_YOUR INSTRUCTIONS_
Identify all lines in the listing that include the word "lowest", and copy them out.

Collected data
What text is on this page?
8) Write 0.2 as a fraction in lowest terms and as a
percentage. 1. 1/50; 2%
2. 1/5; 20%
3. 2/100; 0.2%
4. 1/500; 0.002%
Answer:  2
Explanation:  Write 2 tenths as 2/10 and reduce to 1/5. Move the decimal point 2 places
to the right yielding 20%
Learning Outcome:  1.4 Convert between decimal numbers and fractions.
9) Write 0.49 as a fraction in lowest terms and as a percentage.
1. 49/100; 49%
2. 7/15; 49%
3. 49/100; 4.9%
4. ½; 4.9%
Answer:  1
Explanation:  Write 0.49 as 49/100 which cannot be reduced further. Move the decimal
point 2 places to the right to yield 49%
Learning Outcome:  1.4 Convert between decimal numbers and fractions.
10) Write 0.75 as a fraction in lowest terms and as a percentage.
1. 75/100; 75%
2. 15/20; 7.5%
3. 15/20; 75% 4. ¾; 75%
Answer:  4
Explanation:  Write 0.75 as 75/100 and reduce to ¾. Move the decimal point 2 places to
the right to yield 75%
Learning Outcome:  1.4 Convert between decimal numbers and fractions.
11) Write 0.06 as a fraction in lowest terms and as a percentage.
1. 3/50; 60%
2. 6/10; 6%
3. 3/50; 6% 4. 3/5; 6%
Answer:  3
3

_SOLUTION TO THE EXERCISE_
8) Write 0.2 as a fraction in lowest terms and as a
9) Write 0.49 as a fraction in lowest terms and as a percentage.
10) Write 0.75 as a fraction in lowest terms and as a percentage.
11) Write 0.06 as a fraction in lowest terms and as a percentage.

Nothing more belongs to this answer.